Stored data entries:
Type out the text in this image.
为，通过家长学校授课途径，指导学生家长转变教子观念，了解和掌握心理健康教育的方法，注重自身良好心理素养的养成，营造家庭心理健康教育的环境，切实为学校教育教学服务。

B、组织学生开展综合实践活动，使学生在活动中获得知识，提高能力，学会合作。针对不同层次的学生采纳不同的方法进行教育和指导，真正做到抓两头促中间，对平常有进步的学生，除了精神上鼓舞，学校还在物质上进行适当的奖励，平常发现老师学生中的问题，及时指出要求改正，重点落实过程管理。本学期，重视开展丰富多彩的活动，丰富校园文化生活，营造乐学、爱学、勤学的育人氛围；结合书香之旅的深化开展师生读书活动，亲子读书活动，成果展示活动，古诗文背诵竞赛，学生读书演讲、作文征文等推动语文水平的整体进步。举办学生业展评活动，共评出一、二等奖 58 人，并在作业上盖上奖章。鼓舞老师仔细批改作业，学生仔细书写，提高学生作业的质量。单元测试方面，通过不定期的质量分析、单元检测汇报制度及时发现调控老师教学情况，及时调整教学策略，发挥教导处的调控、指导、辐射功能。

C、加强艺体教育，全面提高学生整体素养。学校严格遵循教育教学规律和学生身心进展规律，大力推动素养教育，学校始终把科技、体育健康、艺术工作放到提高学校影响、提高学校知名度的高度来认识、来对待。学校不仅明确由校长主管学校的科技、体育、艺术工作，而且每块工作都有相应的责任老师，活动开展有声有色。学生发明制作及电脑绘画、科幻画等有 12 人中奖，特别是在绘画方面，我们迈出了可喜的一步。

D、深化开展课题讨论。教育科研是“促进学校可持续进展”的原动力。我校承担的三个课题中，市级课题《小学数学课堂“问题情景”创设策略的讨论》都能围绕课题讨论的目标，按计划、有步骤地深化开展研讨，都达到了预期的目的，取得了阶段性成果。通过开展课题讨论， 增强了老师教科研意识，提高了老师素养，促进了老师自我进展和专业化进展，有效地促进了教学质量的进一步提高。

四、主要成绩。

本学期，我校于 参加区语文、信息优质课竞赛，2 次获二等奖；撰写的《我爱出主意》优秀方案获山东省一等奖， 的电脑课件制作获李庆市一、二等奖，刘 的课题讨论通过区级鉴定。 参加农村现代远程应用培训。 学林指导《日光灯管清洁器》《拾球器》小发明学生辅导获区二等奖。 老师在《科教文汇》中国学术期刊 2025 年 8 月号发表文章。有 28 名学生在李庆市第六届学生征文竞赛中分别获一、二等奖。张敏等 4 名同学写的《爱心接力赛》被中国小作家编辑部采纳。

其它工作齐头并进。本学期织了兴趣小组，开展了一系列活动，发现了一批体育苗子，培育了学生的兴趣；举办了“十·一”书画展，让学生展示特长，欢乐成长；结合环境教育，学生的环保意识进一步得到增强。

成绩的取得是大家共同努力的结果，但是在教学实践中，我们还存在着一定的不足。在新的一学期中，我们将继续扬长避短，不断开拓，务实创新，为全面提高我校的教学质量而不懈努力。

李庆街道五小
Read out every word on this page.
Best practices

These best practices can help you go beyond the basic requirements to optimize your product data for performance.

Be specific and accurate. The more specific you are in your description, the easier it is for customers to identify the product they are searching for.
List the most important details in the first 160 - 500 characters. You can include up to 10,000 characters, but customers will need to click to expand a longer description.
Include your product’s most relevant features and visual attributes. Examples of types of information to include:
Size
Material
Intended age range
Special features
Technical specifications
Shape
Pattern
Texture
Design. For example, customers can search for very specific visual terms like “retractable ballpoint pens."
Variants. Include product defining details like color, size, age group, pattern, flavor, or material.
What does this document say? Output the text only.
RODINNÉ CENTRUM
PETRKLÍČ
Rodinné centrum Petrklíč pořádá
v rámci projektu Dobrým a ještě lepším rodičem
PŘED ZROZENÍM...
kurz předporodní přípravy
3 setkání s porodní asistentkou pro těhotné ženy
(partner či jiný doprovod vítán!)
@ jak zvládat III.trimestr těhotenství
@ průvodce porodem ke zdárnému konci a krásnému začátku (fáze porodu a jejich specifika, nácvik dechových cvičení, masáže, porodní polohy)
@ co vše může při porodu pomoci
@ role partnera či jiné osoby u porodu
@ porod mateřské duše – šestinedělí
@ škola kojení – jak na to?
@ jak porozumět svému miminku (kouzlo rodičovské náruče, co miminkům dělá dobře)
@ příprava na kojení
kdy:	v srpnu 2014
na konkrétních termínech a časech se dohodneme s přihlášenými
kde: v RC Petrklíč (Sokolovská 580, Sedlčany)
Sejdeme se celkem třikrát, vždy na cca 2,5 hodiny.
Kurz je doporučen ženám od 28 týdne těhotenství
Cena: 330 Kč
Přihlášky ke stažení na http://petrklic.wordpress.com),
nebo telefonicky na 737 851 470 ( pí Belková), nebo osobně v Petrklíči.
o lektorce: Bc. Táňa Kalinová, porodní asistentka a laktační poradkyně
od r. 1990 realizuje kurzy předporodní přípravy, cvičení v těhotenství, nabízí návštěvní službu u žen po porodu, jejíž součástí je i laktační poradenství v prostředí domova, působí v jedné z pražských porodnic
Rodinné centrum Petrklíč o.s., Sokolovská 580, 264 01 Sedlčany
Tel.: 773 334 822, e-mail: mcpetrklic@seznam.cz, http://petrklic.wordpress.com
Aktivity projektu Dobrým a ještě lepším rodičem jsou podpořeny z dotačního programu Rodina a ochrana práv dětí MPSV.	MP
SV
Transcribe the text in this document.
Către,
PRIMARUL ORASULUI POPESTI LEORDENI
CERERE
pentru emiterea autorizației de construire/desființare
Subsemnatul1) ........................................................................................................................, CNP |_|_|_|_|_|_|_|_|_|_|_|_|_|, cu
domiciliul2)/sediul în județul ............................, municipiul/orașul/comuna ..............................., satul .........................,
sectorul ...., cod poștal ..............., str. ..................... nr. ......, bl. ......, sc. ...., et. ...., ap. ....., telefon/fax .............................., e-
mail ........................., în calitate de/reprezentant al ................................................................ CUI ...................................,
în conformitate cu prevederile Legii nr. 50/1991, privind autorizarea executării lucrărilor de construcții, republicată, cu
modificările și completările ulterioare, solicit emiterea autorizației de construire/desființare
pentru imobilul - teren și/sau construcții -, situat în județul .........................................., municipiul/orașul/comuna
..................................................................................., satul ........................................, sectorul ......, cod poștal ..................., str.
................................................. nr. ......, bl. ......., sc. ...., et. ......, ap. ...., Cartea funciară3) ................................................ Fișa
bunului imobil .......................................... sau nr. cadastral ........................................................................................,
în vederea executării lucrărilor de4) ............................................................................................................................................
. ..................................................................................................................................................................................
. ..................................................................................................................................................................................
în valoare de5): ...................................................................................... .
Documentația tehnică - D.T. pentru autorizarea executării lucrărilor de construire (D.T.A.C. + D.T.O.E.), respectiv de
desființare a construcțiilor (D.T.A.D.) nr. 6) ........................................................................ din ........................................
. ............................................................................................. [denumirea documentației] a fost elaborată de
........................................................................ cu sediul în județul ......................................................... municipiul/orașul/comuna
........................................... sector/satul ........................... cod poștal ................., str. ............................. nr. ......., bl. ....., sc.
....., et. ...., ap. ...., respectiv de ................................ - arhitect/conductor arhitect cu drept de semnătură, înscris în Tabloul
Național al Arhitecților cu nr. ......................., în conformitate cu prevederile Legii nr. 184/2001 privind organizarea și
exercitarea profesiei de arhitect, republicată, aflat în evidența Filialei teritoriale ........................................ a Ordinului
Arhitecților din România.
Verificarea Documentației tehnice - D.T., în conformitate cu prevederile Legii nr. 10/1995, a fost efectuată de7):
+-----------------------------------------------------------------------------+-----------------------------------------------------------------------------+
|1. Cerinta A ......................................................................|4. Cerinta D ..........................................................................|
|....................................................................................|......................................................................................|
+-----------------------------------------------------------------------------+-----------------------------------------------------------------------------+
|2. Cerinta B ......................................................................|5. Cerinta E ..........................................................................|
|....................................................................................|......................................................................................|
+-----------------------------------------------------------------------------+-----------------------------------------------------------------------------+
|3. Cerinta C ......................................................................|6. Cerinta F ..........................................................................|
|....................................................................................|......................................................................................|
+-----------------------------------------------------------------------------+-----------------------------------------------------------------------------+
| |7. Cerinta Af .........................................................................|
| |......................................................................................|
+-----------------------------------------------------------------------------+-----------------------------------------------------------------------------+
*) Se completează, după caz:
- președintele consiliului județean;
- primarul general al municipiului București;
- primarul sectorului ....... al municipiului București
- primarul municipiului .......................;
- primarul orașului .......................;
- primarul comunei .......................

Problem statement: Copy every line from the records above that contains the word "petrklic".

Answer for this exercise:
Přihlášky ke stažení na http://petrklic.wordpress.com),
Tel.: 773 334 822, e-mail: mcpetrklic@seznam.cz, http://petrklic.wordpress.com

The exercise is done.